Required task -
In the records below, find each line with the word "difference" and copy it.

Provided material -
--- --- ---
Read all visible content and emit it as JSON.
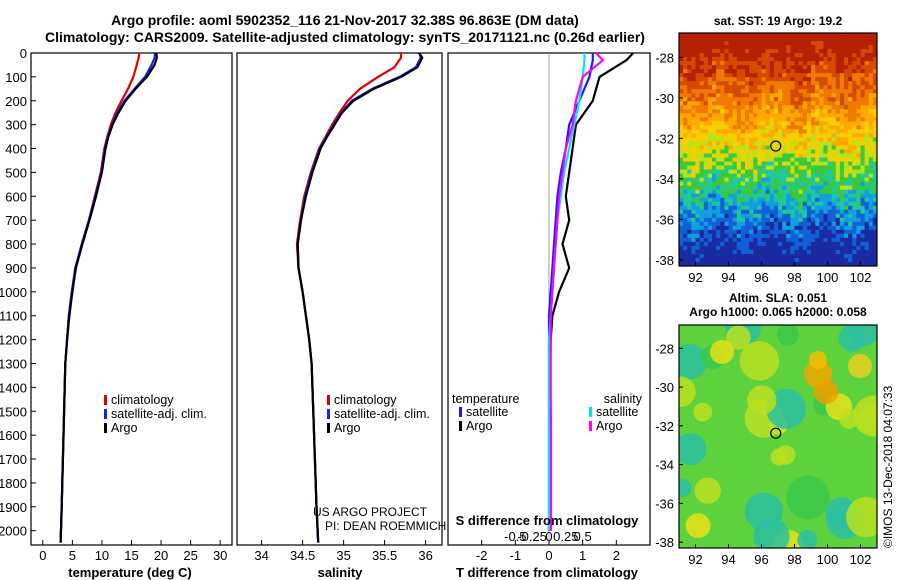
{
  "header": {
    "line1": "Argo profile: aoml 5902352_116 21-Nov-2017 32.38S 96.863E (DM data)",
    "line2": "Climatology: CARS2009. Satellite-adjusted climatology: synTS_20171121.nc (0.26d earlier)"
  },
  "colors": {
    "climatology": "#dd0000",
    "satellite": "#1a1aff",
    "argo": "#000000",
    "sat_t": "#1a1aff",
    "sat_s": "#00e5ff",
    "argo_s": "#ff00ff"
  },
  "chart_data": [
    {
      "type": "line",
      "name": "temperature-profile",
      "xlabel": "temperature (deg C)",
      "ylabel": "depth",
      "xlim": [
        -2,
        32
      ],
      "ylim": [
        2060,
        0
      ],
      "xticks": [
        0,
        5,
        10,
        15,
        20,
        25,
        30
      ],
      "yticks": [
        0,
        100,
        200,
        300,
        400,
        500,
        600,
        700,
        800,
        900,
        1000,
        1100,
        1200,
        1300,
        1400,
        1500,
        1600,
        1700,
        1800,
        1900,
        2000
      ],
      "legend": [
        "climatology",
        "satellite-adj. clim.",
        "Argo"
      ],
      "series": [
        {
          "name": "climatology",
          "color": "#dd0000",
          "x": [
            16.3,
            16.2,
            15.9,
            15.3,
            14.4,
            13.3,
            12.3,
            11.5,
            10.9,
            10.4,
            9.8,
            8.8,
            7.8,
            6.6,
            5.5,
            4.9,
            4.4,
            4.1,
            3.8,
            3.6,
            3.4,
            3.2,
            3.0
          ],
          "y": [
            0,
            20,
            50,
            100,
            150,
            200,
            250,
            300,
            350,
            400,
            500,
            600,
            700,
            800,
            900,
            1000,
            1100,
            1200,
            1300,
            1500,
            1700,
            1900,
            2050
          ]
        },
        {
          "name": "satellite-adj. clim.",
          "color": "#1a1aff",
          "x": [
            19.0,
            18.9,
            18.4,
            17.3,
            15.5,
            13.8,
            12.6,
            11.7,
            11.0,
            10.5,
            9.9,
            8.9,
            7.8,
            6.6,
            5.5,
            4.9,
            4.4,
            4.1,
            3.8,
            3.6,
            3.4,
            3.2,
            3.0
          ],
          "y": [
            0,
            20,
            50,
            100,
            150,
            200,
            250,
            300,
            350,
            400,
            500,
            600,
            700,
            800,
            900,
            1000,
            1100,
            1200,
            1300,
            1500,
            1700,
            1900,
            2050
          ]
        },
        {
          "name": "Argo",
          "color": "#000000",
          "x": [
            19.2,
            19.3,
            18.9,
            17.6,
            15.7,
            14.0,
            12.8,
            11.8,
            11.1,
            10.6,
            10.0,
            9.0,
            7.9,
            6.7,
            5.6,
            5.0,
            4.5,
            4.1,
            3.8,
            3.6,
            3.4,
            3.2,
            3.0
          ],
          "y": [
            0,
            20,
            50,
            100,
            150,
            200,
            250,
            300,
            350,
            400,
            500,
            600,
            700,
            800,
            900,
            1000,
            1100,
            1200,
            1300,
            1500,
            1700,
            1900,
            2050
          ]
        }
      ]
    },
    {
      "type": "line",
      "name": "salinity-profile",
      "xlabel": "salinity",
      "xlim": [
        33.7,
        36.2
      ],
      "ylim": [
        2060,
        0
      ],
      "xticks": [
        34,
        34.5,
        35,
        35.5,
        36
      ],
      "legend": [
        "climatology",
        "satellite-adj. clim.",
        "Argo"
      ],
      "annotation": [
        "US ARGO PROJECT",
        "PI: DEAN ROEMMICH"
      ],
      "series": [
        {
          "name": "climatology",
          "color": "#dd0000",
          "x": [
            35.7,
            35.7,
            35.62,
            35.42,
            35.2,
            35.05,
            34.95,
            34.86,
            34.78,
            34.7,
            34.6,
            34.52,
            34.47,
            34.43,
            34.45,
            34.5,
            34.54,
            34.58,
            34.61,
            34.63,
            34.65,
            34.67,
            34.69
          ],
          "y": [
            0,
            20,
            60,
            100,
            150,
            200,
            250,
            300,
            350,
            400,
            500,
            600,
            700,
            800,
            900,
            1000,
            1100,
            1200,
            1300,
            1500,
            1700,
            1900,
            2050
          ]
        },
        {
          "name": "satellite-adj. clim.",
          "color": "#1a1aff",
          "x": [
            35.93,
            35.94,
            35.88,
            35.68,
            35.35,
            35.1,
            34.97,
            34.88,
            34.79,
            34.71,
            34.61,
            34.53,
            34.48,
            34.44,
            34.45,
            34.5,
            34.54,
            34.58,
            34.61,
            34.63,
            34.65,
            34.67,
            34.69
          ],
          "y": [
            0,
            20,
            60,
            100,
            150,
            200,
            250,
            300,
            350,
            400,
            500,
            600,
            700,
            800,
            900,
            1000,
            1100,
            1200,
            1300,
            1500,
            1700,
            1900,
            2050
          ]
        },
        {
          "name": "Argo",
          "color": "#000000",
          "x": [
            35.92,
            35.96,
            35.9,
            35.7,
            35.37,
            35.12,
            34.98,
            34.89,
            34.8,
            34.72,
            34.62,
            34.54,
            34.48,
            34.44,
            34.45,
            34.5,
            34.54,
            34.58,
            34.61,
            34.63,
            34.65,
            34.67,
            34.69
          ],
          "y": [
            0,
            20,
            60,
            100,
            150,
            200,
            250,
            300,
            350,
            400,
            500,
            600,
            700,
            800,
            900,
            1000,
            1100,
            1200,
            1300,
            1500,
            1700,
            1900,
            2050
          ]
        }
      ]
    },
    {
      "type": "line",
      "name": "difference-profile",
      "xlabel": "T difference from climatology",
      "xlabel_top": "S difference from climatology",
      "xlim": [
        -3.0,
        3.0
      ],
      "ylim": [
        2060,
        0
      ],
      "xticks_t": [
        -2,
        -1,
        0,
        1,
        2
      ],
      "xticks_s": [
        "-0.5",
        "-0.25",
        "0",
        "0.25",
        "0.5"
      ],
      "xticks_s_pos": [
        -1,
        -0.5,
        0,
        0.5,
        1
      ],
      "legend_temperature_title": "temperature",
      "legend_salinity_title": "salinity",
      "legend_temperature": [
        "satellite",
        "Argo"
      ],
      "legend_salinity": [
        "satellite",
        "Argo"
      ],
      "series": [
        {
          "name": "T satellite",
          "color": "#1a1aff",
          "x": [
            1.3,
            1.3,
            1.2,
            0.9,
            0.6,
            0.5,
            0.35,
            0.25,
            0.2,
            0.15,
            0.1,
            0.05,
            0.0,
            0.0,
            0.0,
            0.0,
            0.0,
            0.0
          ],
          "y": [
            0,
            30,
            100,
            200,
            300,
            400,
            500,
            600,
            700,
            800,
            900,
            1000,
            1100,
            1200,
            1400,
            1600,
            1800,
            2000
          ]
        },
        {
          "name": "T Argo",
          "color": "#000000",
          "x": [
            2.5,
            2.3,
            1.5,
            1.3,
            0.8,
            0.7,
            0.6,
            0.5,
            0.6,
            0.4,
            0.6,
            0.3,
            0.1,
            0.05,
            0.03,
            0.02,
            0.01,
            0.0
          ],
          "y": [
            0,
            30,
            100,
            200,
            300,
            400,
            500,
            600,
            700,
            800,
            900,
            1000,
            1100,
            1200,
            1400,
            1600,
            1800,
            2000
          ]
        },
        {
          "name": "S satellite",
          "color": "#00e5ff",
          "x": [
            1.05,
            1.05,
            1.0,
            0.9,
            0.75,
            0.6,
            0.45,
            0.35,
            0.25,
            0.2,
            0.15,
            0.1,
            0.05,
            0.0,
            0.0,
            0.0,
            0.0,
            0.0
          ],
          "y": [
            0,
            30,
            100,
            200,
            300,
            400,
            500,
            600,
            700,
            800,
            900,
            1000,
            1100,
            1200,
            1400,
            1600,
            1800,
            2000
          ]
        },
        {
          "name": "S Argo",
          "color": "#ff00ff",
          "x": [
            1.4,
            1.6,
            1.0,
            0.8,
            0.7,
            0.5,
            0.4,
            0.3,
            0.25,
            0.2,
            0.15,
            0.1,
            0.05,
            0.05,
            0.05,
            0.06,
            0.06,
            0.06
          ],
          "y": [
            0,
            30,
            100,
            200,
            300,
            400,
            500,
            600,
            700,
            800,
            900,
            1000,
            1100,
            1200,
            1400,
            1600,
            1800,
            2000
          ]
        }
      ]
    },
    {
      "type": "heatmap",
      "name": "sst-map",
      "title": "sat. SST: 19 Argo: 19.2",
      "xlim": [
        91,
        103
      ],
      "ylim": [
        -38.3,
        -26.8
      ],
      "xticks": [
        92,
        94,
        96,
        98,
        100,
        102
      ],
      "yticks": [
        -28,
        -30,
        -32,
        -34,
        -36,
        -38
      ],
      "marker": {
        "lon": 96.863,
        "lat": -32.38
      }
    },
    {
      "type": "heatmap",
      "name": "sla-map",
      "title": "Altim. SLA: 0.051",
      "subtitle": "Argo h1000: 0.065 h2000: 0.058",
      "xlim": [
        91,
        103
      ],
      "ylim": [
        -38.3,
        -26.8
      ],
      "xticks": [
        92,
        94,
        96,
        98,
        100,
        102
      ],
      "yticks": [
        -28,
        -30,
        -32,
        -34,
        -36,
        -38
      ],
      "marker": {
        "lon": 96.863,
        "lat": -32.38
      },
      "side_label": "©IMOS 13-Dec-2018 04:07:33"
    }
  ]
}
--- --- ---
Output of the exercise -
      "name": "difference-profile",
      "xlabel": "T difference from climatology",
      "xlabel_top": "S difference from climatology",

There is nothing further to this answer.